**AIM 1:** In the court opinion, how much did the plaintiff demand as a refund?

**EXCERPT:**
-- START --
Aircraft Tank Service, Inc. v. State Board of Equalization
Before: Shinn
SHINN, P. J. The action is brought under California Sales and Use Tax Law (Rev. & Tax. Code, §§ 6001-7176) for a refund of sales taxes paid by plaintiff and claimed to have been in excess of the amounts due. Plaintiff’s demand was for $7,234.12. Pursuant to defendant’s concession that there was a partial overpayment, plaintiff had judgment for $818.39 at 6 per cent interest to February 1, 1962; plaintiff appeals from the judgment.
The facts were stipulated and were in substance the following. A part of plaintiff’s business consisted of the modification of the wings of aircraft and associated work. It main[583]tained a stock of wings for use as follows: a customer would bring his aircraft for inspection and an agreement would be reached respecting the changes that were desired. Due to the fact that the modification would require several months’ work, the customer would continue to use the aircraft in its then condition until plaintiff was prepared to deliver wings of the same type with the modifications that had been agreed upon, whereupon one or two wings as modified would be installed and the wing or wings removed from the aircraft would be placed in plaintiff’s stock for future use. Plaintiff charged the customer an amount equal to the value of the material used and a price for the labor employed in the modification, plus a percentage of profits. A tax was assessed upon the total amount of the charge. In each of seven transactions for which plaintiff paid the taxes in question a substantial portion of the charge was for material used in the modification. The basis of plaintiff’s claim for refund is that the taxes should have been assessed only upon the amounts charged for the materials. It contends that it was not a seller of the modified wings but only a repairer and as such was exempt from tax liability upon the amounts that it had charged and received for labor performed in modifying the wings.
-- END --
**SUPPLIED RECORDS:**
-- START --
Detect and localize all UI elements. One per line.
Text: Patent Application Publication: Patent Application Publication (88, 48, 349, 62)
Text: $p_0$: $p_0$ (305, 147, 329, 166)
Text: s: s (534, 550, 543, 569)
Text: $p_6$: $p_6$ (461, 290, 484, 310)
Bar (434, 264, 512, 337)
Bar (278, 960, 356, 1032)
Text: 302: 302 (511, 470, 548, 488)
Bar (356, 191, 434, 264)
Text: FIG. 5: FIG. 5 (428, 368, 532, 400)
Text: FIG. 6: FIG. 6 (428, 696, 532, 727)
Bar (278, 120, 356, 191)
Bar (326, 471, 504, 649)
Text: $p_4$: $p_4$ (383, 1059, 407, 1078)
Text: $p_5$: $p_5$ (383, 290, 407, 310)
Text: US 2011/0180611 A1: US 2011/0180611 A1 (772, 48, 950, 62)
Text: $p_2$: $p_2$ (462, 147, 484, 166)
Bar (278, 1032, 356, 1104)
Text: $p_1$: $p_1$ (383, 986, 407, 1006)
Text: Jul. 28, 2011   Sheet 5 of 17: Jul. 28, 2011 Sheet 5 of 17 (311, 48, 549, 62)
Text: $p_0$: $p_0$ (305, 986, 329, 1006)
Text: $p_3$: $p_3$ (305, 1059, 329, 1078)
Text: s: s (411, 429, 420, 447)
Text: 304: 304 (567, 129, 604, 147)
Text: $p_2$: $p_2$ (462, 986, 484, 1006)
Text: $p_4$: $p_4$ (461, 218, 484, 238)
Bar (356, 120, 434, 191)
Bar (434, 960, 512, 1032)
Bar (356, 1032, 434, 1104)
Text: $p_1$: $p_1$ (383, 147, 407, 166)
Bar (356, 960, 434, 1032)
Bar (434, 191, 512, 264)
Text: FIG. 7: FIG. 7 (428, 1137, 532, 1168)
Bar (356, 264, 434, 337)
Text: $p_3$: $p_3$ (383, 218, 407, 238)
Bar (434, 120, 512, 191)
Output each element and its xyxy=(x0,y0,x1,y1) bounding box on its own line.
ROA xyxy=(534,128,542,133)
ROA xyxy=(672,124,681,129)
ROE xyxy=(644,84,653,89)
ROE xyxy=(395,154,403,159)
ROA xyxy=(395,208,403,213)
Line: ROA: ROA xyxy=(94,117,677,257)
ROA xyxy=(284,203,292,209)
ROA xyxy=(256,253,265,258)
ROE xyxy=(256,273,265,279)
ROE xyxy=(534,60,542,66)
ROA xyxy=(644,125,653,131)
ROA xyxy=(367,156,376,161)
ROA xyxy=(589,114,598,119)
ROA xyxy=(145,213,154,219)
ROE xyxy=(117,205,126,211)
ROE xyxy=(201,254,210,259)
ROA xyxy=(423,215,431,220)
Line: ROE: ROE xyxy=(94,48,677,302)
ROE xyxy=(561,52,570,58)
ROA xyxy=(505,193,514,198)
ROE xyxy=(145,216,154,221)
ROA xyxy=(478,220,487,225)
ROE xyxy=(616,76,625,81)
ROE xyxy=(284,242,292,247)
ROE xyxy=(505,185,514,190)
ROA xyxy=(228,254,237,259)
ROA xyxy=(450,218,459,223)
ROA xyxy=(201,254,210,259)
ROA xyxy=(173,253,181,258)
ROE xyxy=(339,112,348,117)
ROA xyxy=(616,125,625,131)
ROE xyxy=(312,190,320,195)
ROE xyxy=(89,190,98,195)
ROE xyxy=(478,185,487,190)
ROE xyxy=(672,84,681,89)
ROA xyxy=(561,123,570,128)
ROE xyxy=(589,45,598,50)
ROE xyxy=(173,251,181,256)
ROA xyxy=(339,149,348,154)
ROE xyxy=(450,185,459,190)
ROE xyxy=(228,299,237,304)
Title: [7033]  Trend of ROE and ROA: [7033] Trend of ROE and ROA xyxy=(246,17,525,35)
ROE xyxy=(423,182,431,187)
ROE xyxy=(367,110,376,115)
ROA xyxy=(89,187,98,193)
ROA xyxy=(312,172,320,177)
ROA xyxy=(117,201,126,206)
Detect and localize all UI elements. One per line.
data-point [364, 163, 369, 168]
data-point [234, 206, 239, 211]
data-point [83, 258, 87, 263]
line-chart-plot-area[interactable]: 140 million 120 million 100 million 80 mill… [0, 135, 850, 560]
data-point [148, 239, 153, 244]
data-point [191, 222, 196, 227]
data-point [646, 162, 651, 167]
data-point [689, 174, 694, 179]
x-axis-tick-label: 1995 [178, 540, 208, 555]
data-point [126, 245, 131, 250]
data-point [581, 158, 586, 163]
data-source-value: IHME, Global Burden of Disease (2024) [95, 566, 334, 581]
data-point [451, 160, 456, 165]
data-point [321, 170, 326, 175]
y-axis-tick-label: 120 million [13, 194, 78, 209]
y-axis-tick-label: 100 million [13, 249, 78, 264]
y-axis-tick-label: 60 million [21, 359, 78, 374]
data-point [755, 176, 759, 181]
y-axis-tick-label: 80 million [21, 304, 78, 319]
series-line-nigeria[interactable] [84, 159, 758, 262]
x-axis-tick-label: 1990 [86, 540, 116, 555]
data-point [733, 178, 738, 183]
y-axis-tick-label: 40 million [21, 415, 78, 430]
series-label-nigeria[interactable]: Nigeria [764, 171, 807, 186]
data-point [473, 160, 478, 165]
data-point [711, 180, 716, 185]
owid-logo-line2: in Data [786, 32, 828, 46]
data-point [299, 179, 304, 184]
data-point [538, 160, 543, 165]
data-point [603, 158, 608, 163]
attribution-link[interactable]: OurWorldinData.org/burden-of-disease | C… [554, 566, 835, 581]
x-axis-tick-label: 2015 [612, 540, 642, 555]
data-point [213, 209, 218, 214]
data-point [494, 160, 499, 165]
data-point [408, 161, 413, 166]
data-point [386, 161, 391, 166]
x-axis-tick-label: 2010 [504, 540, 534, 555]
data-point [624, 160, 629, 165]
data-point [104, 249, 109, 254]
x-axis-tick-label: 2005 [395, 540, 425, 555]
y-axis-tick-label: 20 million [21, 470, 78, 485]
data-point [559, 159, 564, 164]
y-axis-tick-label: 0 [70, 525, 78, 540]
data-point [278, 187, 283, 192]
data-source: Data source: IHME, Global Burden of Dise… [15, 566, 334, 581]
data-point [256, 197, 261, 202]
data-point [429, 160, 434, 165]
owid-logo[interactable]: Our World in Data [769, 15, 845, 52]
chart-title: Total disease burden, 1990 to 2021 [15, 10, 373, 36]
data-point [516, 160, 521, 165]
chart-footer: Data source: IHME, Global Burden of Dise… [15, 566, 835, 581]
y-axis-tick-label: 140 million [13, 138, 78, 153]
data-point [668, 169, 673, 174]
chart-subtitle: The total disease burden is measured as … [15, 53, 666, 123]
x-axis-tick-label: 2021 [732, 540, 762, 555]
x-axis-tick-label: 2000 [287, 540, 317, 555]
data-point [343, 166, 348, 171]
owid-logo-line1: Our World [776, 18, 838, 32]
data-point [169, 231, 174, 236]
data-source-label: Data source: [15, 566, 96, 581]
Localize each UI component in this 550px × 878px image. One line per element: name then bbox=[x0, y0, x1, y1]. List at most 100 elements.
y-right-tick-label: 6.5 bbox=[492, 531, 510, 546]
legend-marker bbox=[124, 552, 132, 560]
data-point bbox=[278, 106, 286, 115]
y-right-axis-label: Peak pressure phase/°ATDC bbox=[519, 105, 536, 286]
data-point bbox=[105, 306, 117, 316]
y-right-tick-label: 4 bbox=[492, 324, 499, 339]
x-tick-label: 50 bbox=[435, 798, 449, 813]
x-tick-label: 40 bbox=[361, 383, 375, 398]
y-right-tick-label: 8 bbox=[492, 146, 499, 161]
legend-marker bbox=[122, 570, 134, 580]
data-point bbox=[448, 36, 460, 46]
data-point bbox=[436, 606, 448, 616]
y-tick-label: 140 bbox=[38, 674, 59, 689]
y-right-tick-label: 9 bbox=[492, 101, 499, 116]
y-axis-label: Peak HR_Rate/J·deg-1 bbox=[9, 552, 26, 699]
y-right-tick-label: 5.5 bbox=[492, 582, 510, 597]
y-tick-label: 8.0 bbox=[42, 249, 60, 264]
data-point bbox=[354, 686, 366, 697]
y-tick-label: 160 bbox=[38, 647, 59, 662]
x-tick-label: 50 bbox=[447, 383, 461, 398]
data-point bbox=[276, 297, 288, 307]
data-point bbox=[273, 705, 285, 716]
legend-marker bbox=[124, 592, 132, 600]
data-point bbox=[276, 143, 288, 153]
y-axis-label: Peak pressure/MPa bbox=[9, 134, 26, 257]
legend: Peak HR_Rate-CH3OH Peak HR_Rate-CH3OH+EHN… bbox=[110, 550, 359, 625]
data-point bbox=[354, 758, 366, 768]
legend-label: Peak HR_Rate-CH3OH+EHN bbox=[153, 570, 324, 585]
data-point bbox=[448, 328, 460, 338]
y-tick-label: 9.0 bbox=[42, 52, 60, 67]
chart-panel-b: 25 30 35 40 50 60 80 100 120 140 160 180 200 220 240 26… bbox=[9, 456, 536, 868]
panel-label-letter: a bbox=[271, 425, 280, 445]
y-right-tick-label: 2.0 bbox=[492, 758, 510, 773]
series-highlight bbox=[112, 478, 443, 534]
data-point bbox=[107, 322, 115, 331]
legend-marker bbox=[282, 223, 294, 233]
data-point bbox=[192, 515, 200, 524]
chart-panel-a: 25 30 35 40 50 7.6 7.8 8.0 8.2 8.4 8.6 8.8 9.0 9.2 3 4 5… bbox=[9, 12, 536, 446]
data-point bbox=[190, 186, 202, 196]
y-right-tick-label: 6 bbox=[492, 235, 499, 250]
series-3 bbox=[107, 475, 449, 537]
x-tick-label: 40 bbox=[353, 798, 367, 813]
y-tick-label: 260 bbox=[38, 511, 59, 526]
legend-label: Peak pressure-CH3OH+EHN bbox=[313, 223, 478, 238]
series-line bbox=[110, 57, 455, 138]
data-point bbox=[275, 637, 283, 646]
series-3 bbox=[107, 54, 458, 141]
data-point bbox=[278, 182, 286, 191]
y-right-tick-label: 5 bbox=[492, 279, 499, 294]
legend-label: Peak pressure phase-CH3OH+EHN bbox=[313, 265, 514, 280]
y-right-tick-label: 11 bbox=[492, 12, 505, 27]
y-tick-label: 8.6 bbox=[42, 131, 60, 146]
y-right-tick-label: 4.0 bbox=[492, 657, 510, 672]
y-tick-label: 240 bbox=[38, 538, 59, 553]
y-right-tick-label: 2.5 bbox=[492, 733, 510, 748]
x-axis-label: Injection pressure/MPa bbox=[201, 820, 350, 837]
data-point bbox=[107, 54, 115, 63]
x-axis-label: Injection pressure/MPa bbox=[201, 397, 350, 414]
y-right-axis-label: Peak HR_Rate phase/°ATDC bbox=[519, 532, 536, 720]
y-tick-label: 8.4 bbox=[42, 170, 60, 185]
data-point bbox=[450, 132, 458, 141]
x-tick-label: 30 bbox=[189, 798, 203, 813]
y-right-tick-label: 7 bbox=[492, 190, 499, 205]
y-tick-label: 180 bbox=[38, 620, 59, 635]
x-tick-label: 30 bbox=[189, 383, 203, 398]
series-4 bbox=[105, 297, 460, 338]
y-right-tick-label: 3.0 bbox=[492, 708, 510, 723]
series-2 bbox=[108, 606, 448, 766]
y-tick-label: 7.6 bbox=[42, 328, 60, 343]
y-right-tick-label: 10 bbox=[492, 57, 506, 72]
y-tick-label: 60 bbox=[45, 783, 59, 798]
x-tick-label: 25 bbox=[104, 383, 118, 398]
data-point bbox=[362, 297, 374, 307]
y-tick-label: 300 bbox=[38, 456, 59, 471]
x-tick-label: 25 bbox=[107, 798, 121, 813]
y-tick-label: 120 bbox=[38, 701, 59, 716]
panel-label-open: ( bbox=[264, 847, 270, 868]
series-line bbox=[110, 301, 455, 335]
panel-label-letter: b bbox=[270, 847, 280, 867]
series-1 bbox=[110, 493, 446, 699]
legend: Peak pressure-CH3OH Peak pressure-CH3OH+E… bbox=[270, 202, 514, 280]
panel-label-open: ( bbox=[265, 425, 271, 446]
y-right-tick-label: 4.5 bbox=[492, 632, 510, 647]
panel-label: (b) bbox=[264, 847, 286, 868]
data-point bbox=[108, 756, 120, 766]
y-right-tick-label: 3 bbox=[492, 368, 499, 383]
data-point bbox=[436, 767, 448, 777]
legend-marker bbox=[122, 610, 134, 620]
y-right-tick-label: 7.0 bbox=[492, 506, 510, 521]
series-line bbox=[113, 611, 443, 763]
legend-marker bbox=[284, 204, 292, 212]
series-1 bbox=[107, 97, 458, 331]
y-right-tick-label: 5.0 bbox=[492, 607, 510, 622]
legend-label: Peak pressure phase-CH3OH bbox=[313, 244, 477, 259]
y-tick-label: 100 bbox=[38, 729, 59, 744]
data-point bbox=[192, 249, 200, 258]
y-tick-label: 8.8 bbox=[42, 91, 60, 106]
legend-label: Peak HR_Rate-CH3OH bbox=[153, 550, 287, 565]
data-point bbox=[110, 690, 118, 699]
-- END --
**AIM 2:** Select every line of the entries that contains the string "each", matching case exactly.

**EXERCISE RESULT 1:** $7,234.12

**EXERCISE RESULT 2:**
Output each element and its xyxy=(x0,y0,x1,y1) bounding box on its own line.
Localize each UI component in this 550px × 878px image. One line per element: name then bbox=[x0, y0, x1, y1]. List at most 100 elements.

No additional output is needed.